_DATA EXCERPTS_:
○ ○ ○ ○ ○
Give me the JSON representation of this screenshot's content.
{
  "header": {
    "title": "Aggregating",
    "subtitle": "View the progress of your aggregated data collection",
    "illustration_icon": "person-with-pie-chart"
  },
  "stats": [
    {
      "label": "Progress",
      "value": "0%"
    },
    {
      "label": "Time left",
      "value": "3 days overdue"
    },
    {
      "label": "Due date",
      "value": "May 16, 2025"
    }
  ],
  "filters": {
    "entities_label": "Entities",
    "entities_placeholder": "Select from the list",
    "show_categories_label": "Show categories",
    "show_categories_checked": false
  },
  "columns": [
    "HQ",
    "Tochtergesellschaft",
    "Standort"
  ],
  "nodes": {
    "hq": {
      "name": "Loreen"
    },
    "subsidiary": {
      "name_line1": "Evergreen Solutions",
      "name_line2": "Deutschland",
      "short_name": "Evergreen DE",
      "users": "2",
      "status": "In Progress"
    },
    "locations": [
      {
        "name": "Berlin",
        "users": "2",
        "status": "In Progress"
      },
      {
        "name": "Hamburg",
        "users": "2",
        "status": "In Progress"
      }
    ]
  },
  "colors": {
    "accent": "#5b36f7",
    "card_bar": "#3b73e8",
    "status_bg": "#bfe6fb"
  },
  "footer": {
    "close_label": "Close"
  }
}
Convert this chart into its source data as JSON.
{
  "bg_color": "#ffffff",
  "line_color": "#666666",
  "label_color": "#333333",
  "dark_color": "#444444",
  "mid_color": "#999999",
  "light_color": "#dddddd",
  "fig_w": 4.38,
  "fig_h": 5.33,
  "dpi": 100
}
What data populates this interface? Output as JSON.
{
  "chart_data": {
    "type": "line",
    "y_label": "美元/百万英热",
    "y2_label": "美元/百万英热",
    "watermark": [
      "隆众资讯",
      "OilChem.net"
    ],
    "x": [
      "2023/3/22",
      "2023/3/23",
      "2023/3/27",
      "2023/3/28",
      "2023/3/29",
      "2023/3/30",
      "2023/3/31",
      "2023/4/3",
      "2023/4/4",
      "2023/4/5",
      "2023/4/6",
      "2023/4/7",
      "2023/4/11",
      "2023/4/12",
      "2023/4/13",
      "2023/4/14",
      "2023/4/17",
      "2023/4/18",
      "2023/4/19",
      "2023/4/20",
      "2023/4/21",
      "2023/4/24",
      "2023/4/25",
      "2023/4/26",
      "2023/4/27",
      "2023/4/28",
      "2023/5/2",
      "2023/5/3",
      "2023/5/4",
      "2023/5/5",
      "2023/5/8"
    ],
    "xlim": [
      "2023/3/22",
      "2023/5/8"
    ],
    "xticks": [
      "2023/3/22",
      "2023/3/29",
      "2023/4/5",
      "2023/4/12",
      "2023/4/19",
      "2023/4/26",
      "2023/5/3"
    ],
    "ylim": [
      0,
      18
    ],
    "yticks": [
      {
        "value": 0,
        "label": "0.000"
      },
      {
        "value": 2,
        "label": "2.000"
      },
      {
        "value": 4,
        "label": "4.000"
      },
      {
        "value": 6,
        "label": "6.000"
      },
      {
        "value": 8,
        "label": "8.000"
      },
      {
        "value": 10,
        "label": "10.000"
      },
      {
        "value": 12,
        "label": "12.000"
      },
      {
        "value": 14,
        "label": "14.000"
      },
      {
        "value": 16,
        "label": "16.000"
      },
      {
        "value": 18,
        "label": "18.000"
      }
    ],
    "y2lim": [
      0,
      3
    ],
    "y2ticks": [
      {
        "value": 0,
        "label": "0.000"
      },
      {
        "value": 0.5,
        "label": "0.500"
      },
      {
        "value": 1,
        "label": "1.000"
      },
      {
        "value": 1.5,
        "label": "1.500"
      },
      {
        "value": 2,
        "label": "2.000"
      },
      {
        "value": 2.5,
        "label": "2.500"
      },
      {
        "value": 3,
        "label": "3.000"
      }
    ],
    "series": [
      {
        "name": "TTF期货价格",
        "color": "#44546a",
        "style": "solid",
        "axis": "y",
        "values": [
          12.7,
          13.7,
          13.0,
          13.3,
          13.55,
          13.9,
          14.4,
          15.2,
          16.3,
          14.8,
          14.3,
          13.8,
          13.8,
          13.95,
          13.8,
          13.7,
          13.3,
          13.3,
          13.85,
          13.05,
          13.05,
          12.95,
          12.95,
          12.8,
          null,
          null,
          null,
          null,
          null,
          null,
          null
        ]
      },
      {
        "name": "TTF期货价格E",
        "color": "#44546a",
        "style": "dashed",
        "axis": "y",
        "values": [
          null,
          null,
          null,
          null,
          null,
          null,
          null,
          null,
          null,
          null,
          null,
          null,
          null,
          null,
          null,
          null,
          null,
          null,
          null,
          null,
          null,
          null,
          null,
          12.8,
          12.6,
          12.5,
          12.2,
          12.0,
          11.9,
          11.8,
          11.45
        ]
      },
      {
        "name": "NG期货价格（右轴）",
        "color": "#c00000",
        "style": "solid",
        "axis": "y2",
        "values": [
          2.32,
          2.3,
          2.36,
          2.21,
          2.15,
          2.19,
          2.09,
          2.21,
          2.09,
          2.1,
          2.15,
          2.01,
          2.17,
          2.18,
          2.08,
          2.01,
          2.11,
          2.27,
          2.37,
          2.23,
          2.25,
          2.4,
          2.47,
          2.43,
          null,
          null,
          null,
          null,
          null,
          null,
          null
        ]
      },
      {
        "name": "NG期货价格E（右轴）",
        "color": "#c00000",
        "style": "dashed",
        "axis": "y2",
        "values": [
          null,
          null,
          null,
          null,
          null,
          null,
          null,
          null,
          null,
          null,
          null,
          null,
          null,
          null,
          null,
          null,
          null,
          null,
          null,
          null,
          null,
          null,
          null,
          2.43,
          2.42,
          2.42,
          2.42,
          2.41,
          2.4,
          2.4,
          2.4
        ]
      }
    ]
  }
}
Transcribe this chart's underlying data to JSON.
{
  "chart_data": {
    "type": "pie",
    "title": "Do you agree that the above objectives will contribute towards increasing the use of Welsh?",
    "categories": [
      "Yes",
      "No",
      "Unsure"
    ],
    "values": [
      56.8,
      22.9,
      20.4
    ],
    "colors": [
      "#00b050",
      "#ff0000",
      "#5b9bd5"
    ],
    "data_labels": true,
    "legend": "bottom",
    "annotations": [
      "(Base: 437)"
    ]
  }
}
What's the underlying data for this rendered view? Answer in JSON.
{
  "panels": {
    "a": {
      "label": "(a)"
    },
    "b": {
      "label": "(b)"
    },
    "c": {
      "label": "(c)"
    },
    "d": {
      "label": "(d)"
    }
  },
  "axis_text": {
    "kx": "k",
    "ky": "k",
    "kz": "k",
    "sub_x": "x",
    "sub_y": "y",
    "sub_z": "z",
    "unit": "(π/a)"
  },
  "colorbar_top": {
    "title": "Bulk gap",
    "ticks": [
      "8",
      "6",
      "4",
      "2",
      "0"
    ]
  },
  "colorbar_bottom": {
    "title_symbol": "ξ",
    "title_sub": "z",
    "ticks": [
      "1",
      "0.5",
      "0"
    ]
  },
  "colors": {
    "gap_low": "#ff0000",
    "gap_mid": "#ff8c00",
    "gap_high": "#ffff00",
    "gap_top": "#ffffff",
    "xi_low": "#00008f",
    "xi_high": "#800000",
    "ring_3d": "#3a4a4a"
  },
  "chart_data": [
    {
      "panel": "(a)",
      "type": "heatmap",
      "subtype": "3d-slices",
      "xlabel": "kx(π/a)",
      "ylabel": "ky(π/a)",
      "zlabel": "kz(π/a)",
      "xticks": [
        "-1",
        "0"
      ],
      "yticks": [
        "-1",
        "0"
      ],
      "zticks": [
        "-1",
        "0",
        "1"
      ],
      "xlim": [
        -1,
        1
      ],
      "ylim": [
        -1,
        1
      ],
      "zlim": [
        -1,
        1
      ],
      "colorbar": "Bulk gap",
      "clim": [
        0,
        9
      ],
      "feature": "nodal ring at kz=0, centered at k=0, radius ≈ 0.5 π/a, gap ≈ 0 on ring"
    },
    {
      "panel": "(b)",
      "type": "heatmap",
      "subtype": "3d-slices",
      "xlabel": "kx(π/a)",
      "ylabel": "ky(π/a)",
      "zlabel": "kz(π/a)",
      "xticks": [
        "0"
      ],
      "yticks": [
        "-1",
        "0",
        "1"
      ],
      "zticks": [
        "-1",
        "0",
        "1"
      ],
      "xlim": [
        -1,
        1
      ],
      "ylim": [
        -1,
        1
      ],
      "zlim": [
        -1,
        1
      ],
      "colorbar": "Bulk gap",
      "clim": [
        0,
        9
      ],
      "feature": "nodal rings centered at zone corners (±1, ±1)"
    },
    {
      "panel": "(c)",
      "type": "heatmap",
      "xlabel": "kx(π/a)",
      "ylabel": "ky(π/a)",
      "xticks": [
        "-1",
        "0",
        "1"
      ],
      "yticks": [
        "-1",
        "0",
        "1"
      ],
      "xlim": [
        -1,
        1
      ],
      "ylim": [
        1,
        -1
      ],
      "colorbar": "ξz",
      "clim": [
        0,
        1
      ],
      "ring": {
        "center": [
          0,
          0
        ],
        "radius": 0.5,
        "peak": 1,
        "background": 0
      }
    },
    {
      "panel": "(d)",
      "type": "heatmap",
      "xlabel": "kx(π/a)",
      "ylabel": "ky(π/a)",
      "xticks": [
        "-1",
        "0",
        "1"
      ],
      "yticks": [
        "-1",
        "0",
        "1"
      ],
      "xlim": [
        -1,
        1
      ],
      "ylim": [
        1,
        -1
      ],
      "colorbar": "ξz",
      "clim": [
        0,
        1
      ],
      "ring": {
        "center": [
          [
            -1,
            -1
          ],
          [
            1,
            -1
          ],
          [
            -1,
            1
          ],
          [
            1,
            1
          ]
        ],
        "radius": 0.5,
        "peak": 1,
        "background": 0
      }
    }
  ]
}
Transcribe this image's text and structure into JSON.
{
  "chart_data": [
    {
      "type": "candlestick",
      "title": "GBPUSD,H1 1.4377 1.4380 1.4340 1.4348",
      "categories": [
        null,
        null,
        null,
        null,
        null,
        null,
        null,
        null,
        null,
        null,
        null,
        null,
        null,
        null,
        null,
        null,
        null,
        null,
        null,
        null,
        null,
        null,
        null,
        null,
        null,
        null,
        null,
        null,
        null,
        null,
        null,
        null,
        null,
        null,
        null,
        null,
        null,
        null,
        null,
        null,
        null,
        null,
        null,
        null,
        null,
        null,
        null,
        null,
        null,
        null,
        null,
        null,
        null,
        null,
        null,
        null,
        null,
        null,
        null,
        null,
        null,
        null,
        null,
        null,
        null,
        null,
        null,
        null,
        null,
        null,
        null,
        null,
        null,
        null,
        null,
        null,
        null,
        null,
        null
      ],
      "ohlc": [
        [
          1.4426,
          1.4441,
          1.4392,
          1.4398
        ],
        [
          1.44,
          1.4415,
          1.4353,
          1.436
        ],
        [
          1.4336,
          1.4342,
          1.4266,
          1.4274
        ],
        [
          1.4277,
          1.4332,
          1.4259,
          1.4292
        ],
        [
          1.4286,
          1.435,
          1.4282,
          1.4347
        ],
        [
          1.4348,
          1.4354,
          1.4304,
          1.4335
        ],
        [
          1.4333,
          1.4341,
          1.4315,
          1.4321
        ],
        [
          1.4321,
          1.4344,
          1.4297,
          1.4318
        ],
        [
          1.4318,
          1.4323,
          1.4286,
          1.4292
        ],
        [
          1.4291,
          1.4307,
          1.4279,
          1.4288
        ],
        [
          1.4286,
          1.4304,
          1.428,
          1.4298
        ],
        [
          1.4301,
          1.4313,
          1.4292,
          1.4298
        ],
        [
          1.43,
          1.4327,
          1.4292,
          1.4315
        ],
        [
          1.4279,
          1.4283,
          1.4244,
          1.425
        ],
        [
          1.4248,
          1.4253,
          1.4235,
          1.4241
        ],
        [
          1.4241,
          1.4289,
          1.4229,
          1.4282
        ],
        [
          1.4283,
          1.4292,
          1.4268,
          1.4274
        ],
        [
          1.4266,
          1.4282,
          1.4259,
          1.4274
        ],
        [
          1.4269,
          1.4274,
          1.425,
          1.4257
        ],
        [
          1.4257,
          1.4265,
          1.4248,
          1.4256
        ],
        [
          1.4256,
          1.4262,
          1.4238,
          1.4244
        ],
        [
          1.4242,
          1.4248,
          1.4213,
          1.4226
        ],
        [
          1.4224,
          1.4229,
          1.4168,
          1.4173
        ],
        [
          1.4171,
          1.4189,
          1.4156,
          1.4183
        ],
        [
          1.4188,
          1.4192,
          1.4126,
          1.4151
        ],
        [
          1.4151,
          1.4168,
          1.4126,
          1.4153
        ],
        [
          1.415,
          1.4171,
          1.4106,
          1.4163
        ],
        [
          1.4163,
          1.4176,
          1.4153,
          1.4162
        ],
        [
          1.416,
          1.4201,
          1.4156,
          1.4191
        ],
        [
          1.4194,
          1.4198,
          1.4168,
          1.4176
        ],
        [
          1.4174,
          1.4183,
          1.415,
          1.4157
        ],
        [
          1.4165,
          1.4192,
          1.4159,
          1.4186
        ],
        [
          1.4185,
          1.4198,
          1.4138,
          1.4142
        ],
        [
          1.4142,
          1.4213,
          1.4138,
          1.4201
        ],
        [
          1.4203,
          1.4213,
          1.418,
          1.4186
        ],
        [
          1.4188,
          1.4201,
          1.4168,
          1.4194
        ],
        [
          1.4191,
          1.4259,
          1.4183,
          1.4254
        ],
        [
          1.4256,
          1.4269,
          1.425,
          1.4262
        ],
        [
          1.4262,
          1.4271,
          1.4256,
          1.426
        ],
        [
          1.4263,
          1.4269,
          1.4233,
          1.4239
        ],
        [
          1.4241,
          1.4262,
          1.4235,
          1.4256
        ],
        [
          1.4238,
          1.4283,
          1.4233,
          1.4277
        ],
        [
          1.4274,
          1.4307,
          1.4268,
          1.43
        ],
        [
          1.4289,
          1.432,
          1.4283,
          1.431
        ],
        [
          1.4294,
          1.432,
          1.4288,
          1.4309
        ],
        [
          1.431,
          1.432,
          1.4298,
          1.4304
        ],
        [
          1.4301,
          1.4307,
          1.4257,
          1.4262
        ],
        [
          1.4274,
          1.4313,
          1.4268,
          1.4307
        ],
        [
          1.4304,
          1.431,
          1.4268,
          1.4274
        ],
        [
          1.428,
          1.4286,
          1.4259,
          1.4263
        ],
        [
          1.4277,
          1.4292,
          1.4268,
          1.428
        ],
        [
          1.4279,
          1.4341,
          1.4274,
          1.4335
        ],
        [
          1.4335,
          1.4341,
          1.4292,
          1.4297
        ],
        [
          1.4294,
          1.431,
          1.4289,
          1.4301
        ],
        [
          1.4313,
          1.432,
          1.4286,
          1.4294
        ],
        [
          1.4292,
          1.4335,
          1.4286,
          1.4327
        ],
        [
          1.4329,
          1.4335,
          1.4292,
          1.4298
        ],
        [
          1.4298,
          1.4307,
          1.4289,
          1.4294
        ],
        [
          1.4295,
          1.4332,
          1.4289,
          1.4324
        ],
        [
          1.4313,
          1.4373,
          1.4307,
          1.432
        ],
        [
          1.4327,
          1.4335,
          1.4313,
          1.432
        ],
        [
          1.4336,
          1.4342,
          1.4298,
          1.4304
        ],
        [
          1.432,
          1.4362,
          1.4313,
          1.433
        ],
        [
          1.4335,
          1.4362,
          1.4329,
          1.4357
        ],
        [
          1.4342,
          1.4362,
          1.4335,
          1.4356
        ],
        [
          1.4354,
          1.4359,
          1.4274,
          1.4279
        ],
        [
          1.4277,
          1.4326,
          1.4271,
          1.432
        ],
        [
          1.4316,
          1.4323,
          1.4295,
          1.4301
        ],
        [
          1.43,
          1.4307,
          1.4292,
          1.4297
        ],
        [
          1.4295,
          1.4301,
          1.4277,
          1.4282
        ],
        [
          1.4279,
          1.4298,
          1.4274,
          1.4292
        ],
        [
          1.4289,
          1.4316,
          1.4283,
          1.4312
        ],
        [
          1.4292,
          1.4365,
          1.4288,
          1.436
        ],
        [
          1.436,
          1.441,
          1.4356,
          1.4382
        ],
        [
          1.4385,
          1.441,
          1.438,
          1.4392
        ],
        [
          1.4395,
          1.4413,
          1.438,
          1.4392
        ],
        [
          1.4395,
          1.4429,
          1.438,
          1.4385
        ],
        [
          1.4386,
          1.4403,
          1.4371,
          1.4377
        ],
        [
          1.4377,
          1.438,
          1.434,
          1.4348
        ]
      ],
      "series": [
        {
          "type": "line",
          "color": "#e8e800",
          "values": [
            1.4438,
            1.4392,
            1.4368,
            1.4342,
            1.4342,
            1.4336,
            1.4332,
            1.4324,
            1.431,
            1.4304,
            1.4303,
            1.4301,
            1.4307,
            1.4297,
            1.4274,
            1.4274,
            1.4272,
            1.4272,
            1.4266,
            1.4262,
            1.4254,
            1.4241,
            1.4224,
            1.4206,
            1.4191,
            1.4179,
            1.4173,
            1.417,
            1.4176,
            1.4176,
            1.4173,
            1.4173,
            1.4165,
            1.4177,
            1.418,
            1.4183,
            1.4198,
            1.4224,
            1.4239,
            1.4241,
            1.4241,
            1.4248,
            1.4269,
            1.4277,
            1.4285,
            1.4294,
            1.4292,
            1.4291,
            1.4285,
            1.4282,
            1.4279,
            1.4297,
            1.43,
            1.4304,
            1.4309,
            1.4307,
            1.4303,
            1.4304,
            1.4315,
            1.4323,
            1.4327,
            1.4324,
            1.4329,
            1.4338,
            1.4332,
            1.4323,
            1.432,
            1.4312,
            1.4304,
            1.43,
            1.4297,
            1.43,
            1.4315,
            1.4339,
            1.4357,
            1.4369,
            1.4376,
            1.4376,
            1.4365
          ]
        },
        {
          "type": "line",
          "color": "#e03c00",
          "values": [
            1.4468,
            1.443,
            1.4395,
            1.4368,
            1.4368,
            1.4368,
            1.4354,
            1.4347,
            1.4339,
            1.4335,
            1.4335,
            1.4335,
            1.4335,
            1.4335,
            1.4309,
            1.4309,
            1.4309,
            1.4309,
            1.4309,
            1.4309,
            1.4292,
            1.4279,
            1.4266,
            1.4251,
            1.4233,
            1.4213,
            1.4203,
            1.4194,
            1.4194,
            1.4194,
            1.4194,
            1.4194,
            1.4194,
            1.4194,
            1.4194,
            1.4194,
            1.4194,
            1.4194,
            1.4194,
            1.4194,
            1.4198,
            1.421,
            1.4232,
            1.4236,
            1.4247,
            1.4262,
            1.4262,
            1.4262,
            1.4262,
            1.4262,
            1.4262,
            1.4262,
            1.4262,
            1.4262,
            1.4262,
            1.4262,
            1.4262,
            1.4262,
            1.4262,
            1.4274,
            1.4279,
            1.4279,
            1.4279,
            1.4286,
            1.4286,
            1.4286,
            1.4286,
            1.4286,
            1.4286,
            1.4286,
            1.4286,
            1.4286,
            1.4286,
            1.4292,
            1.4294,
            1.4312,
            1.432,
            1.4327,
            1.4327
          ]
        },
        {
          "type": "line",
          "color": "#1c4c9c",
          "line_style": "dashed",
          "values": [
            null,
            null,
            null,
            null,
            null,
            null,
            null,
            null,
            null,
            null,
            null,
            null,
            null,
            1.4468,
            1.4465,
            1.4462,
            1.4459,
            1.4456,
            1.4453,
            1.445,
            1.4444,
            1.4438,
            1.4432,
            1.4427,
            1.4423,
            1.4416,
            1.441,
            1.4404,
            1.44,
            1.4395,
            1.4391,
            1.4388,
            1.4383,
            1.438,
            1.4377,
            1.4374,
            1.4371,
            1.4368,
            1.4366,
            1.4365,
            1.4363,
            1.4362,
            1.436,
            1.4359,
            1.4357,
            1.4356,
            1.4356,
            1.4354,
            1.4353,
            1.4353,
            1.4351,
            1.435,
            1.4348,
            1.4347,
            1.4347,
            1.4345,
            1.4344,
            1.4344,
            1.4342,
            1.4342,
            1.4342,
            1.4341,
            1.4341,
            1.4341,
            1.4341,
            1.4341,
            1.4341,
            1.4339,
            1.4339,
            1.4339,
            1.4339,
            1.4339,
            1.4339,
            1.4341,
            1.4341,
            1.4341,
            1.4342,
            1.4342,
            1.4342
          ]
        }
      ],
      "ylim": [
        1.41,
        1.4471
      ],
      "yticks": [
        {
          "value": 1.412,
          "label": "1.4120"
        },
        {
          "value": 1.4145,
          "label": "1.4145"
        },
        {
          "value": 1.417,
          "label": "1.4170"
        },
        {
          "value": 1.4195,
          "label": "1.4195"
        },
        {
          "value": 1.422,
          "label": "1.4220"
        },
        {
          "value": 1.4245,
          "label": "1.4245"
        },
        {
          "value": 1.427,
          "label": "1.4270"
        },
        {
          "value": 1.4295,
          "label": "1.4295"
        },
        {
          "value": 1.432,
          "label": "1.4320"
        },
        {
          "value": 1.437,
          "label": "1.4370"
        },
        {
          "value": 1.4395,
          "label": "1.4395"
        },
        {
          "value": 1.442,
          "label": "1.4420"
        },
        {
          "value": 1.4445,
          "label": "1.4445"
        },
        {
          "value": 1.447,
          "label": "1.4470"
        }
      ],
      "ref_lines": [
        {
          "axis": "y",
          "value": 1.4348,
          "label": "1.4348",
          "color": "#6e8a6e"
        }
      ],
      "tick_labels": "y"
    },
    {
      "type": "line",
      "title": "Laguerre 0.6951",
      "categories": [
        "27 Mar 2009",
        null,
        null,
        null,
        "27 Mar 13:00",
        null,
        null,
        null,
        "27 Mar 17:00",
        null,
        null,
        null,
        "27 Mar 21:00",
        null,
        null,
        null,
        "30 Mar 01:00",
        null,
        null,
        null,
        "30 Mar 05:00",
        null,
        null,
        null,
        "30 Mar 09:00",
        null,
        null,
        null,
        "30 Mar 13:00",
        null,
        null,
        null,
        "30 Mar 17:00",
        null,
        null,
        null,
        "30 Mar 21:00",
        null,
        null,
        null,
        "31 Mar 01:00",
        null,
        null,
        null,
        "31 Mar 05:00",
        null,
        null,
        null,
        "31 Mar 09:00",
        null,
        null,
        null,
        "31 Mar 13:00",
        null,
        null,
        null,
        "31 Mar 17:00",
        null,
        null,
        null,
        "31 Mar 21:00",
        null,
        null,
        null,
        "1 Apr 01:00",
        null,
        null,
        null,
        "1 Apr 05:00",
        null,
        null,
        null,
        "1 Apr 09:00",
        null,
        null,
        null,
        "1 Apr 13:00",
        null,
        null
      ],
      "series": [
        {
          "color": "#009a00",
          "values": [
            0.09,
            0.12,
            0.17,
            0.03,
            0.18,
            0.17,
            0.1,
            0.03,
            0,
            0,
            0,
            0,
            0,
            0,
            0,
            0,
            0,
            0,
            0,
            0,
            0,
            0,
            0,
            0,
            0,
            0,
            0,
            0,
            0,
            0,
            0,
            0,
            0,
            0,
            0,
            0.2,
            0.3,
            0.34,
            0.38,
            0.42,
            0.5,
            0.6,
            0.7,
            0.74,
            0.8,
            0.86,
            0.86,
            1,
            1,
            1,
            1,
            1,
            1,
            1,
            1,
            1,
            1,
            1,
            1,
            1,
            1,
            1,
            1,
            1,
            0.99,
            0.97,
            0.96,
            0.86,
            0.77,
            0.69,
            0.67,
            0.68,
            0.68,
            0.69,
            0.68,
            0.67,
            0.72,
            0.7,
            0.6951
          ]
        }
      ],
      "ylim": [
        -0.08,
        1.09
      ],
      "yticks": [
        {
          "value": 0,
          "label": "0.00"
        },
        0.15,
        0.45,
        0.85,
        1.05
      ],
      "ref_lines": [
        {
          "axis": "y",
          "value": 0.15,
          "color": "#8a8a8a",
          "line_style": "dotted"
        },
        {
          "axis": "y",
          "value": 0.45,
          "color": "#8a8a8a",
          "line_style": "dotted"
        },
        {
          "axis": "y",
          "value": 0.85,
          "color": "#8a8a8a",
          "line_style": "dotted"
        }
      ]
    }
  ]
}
○ ○ ○ ○ ○
_TASK TO COMPLETE_:
Using the entries above, tally how many lines have the word "JSON" in them; write the number and nothing more.

_ANSWER TO THIS PROBLEM_:
6